__Request__: Pull out every line from the listing that has the word "color".
## Begin Exercise inputs
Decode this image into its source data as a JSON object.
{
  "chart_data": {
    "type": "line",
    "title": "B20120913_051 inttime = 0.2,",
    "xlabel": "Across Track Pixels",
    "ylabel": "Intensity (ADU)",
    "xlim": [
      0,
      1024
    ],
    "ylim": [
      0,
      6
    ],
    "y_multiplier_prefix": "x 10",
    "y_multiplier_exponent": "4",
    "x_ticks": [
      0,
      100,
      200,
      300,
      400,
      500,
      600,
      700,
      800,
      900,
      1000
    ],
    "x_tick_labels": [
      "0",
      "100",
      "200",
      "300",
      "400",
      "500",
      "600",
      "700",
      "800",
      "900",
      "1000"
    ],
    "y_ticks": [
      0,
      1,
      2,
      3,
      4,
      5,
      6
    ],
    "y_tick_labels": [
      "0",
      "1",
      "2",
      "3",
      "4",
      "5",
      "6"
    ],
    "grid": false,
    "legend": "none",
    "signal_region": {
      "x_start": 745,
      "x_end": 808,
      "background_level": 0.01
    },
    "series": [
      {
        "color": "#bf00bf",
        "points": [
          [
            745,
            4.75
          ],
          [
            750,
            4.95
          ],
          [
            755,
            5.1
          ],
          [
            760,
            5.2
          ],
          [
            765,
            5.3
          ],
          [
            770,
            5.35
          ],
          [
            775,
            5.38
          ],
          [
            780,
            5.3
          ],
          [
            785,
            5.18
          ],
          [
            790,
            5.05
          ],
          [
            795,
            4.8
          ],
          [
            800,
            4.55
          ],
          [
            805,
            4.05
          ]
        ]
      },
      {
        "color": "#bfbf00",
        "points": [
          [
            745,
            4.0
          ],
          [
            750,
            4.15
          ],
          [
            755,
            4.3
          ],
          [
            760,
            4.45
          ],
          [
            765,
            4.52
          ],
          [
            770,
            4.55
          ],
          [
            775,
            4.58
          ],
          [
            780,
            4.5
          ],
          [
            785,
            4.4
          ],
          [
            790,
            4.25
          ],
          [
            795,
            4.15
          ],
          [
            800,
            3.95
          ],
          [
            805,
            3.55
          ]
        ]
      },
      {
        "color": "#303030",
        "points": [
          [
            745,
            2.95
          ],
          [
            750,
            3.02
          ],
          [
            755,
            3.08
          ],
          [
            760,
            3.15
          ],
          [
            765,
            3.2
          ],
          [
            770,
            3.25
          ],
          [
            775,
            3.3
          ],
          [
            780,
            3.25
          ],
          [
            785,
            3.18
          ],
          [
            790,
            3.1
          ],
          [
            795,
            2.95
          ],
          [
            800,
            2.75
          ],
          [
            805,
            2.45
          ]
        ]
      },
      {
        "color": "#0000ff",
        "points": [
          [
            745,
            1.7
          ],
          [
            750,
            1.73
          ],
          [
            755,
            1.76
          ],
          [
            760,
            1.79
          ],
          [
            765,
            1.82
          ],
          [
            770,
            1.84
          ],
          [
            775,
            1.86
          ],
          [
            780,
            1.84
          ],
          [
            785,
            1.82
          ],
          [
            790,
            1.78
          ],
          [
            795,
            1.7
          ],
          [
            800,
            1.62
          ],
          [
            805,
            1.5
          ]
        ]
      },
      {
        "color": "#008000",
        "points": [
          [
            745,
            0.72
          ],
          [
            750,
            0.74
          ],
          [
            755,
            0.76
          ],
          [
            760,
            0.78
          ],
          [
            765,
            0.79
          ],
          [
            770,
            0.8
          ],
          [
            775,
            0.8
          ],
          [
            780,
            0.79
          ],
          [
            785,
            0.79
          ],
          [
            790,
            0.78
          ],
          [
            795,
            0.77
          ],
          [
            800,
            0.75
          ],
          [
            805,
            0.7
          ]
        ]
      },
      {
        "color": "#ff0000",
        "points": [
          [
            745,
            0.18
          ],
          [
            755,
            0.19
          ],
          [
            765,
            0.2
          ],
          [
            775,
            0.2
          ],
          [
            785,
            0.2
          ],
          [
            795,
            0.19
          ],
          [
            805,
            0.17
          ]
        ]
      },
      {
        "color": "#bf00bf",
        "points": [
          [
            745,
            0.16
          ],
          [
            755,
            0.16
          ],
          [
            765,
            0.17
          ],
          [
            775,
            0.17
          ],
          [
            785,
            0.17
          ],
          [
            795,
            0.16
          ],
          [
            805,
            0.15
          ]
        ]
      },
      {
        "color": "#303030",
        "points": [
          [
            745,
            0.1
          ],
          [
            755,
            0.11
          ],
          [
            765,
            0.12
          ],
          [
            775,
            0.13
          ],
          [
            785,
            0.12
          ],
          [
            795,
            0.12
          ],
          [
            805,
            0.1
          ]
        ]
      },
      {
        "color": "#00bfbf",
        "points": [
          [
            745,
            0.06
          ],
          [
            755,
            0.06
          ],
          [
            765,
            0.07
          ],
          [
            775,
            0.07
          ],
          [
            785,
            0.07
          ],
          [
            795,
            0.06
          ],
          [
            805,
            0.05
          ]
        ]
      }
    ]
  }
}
## End Exercise inputs
__Finished task__:
        "color": "#bf00bf",
        "color": "#bfbf00",
        "color": "#303030",
        "color": "#0000ff",
        "color": "#008000",
        "color": "#ff0000",
        "color": "#bf00bf",
        "color": "#303030",
        "color": "#00bfbf",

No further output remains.